§ Work to do: Retype exactly the line holding "Transcribe this image's" and each line that follows, down to the last one. Exclude pictures.

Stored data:
▬▬▬▬▬▬▬▬▬▬

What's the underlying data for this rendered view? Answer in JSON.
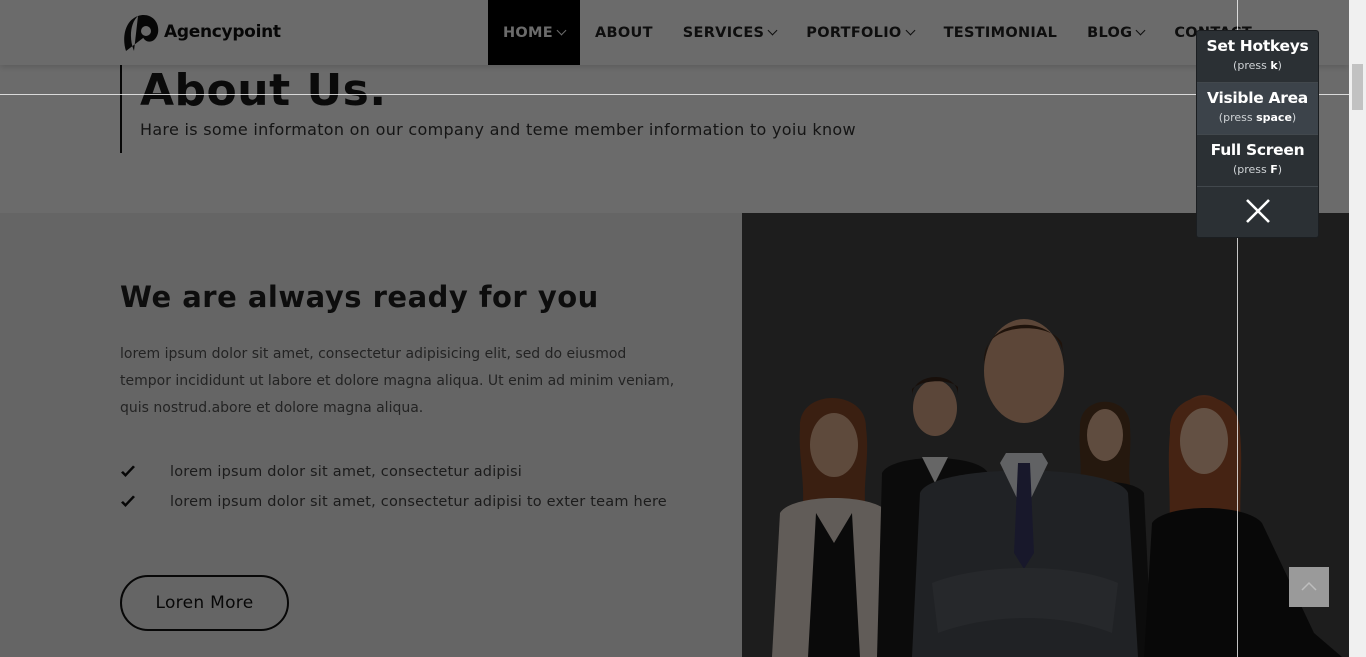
{
  "brand": {
    "name": "Agencypoint"
  },
  "nav": {
    "items": [
      {
        "label": "HOME",
        "dropdown": true,
        "active": true
      },
      {
        "label": "ABOUT",
        "dropdown": false
      },
      {
        "label": "SERVICES",
        "dropdown": true
      },
      {
        "label": "PORTFOLIO",
        "dropdown": true
      },
      {
        "label": "TESTIMONIAL",
        "dropdown": false
      },
      {
        "label": "BLOG",
        "dropdown": true
      },
      {
        "label": "CONTACT",
        "dropdown": false
      }
    ]
  },
  "about": {
    "title": "About Us.",
    "subtitle": "Hare is some informaton on our company and teme member information to yoiu know"
  },
  "section": {
    "title": "We are always ready for you",
    "paragraph": "lorem ipsum dolor sit amet, consectetur adipisicing elit, sed do eiusmod tempor incididunt ut labore et dolore magna aliqua. Ut enim ad minim veniam, quis nostrud.abore et dolore magna aliqua.",
    "checks": [
      "lorem ipsum dolor sit amet, consectetur adipisi",
      "lorem ipsum dolor sit amet, consectetur adipisi to exter team here"
    ],
    "button_label": "Loren More"
  },
  "hotkeys": {
    "items": [
      {
        "label": "Set Hotkeys",
        "press": "(press ",
        "key": "k",
        "close": ")"
      },
      {
        "label": "Visible Area",
        "press": "(press ",
        "key": "space",
        "close": ")"
      },
      {
        "label": "Full Screen",
        "press": "(press ",
        "key": "F",
        "close": ")"
      }
    ]
  },
  "icons": {
    "check": "check-icon",
    "chevron": "chevron-down-icon",
    "close": "close-icon",
    "to_top": "chevron-up-icon"
  },
  "colors": {
    "overlay": "#000000",
    "panel": "#2b3034",
    "nav_active": "#000000"
  }
}
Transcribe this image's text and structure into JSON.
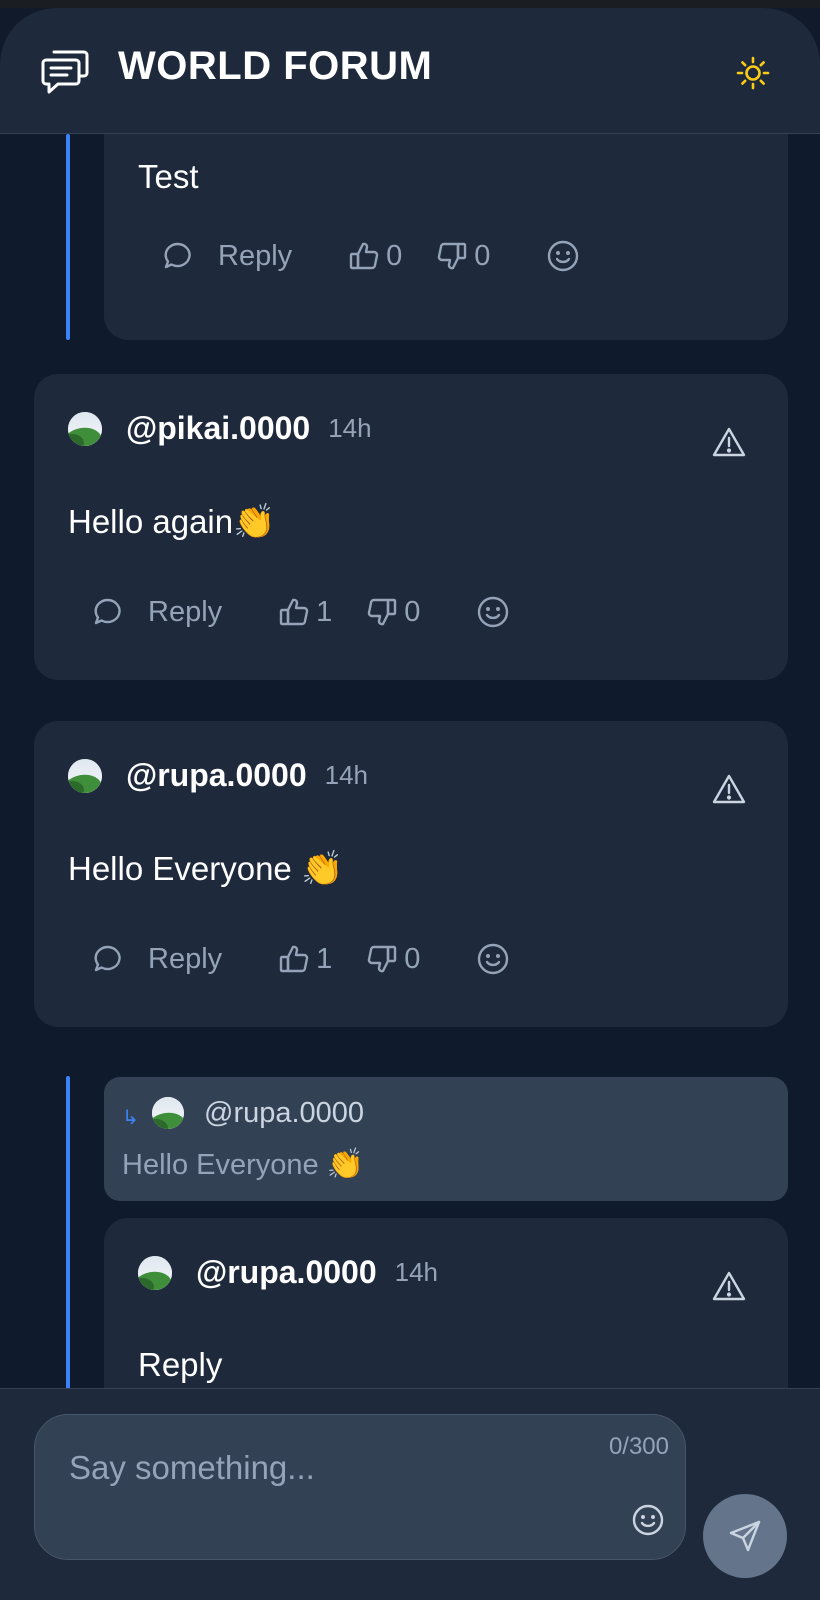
{
  "header": {
    "title": "WORLD FORUM",
    "logo_icon": "chat-bubbles-icon",
    "theme_icon": "sun-icon"
  },
  "colors": {
    "accent": "#3b82f6",
    "card": "#1e293b",
    "background": "#0f1a2c",
    "muted": "#94a3b8",
    "sun": "#facc15"
  },
  "posts": [
    {
      "text": "Test",
      "reply_label": "Reply",
      "likes": "0",
      "dislikes": "0"
    },
    {
      "username": "@pikai.0000",
      "time": "14h",
      "text": "Hello again",
      "emoji": "👏",
      "reply_label": "Reply",
      "likes": "1",
      "dislikes": "0"
    },
    {
      "username": "@rupa.0000",
      "time": "14h",
      "text": "Hello Everyone ",
      "emoji": "👏",
      "reply_label": "Reply",
      "likes": "1",
      "dislikes": "0"
    },
    {
      "quote": {
        "arrow": "↳",
        "username": "@rupa.0000",
        "text": "Hello Everyone ",
        "emoji": "👏"
      },
      "username": "@rupa.0000",
      "time": "14h",
      "text": "Reply"
    }
  ],
  "composer": {
    "placeholder": "Say something...",
    "counter": "0/300",
    "emoji_icon": "smiley-icon",
    "send_icon": "send-icon"
  }
}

▬▬▬▬▬▬▬▬▬▬

§ Response:
Transcribe this image's text and structure into JSON.
{
  "header": {
    "title": "WORLD FORUM",
    "logo_icon": "chat-bubbles-icon",
    "theme_icon": "sun-icon"
  },
  "colors": {
    "accent": "#3b82f6",
    "card": "#1e293b",
    "background": "#0f1a2c",
    "muted": "#94a3b8",
    "sun": "#facc15"
  },
  "posts": [
    {
      "text": "Test",
      "reply_label": "Reply",
      "likes": "0",
      "dislikes": "0"
    },
    {
      "username": "@pikai.0000",
      "time": "14h",
      "text": "Hello again",
      "emoji": "👏",
      "reply_label": "Reply",
      "likes": "1",
      "dislikes": "0"
    },
    {
      "username": "@rupa.0000",
      "time": "14h",
      "text": "Hello Everyone ",
      "emoji": "👏",
      "reply_label": "Reply",
      "likes": "1",
      "dislikes": "0"
    },
    {
      "quote": {
        "arrow": "↳",
        "username": "@rupa.0000",
        "text": "Hello Everyone ",
        "emoji": "👏"
      },
      "username": "@rupa.0000",
      "time": "14h",
      "text": "Reply"
    }
  ],
  "composer": {
    "placeholder": "Say something...",
    "counter": "0/300",
    "emoji_icon": "smiley-icon",
    "send_icon": "send-icon"
  }
}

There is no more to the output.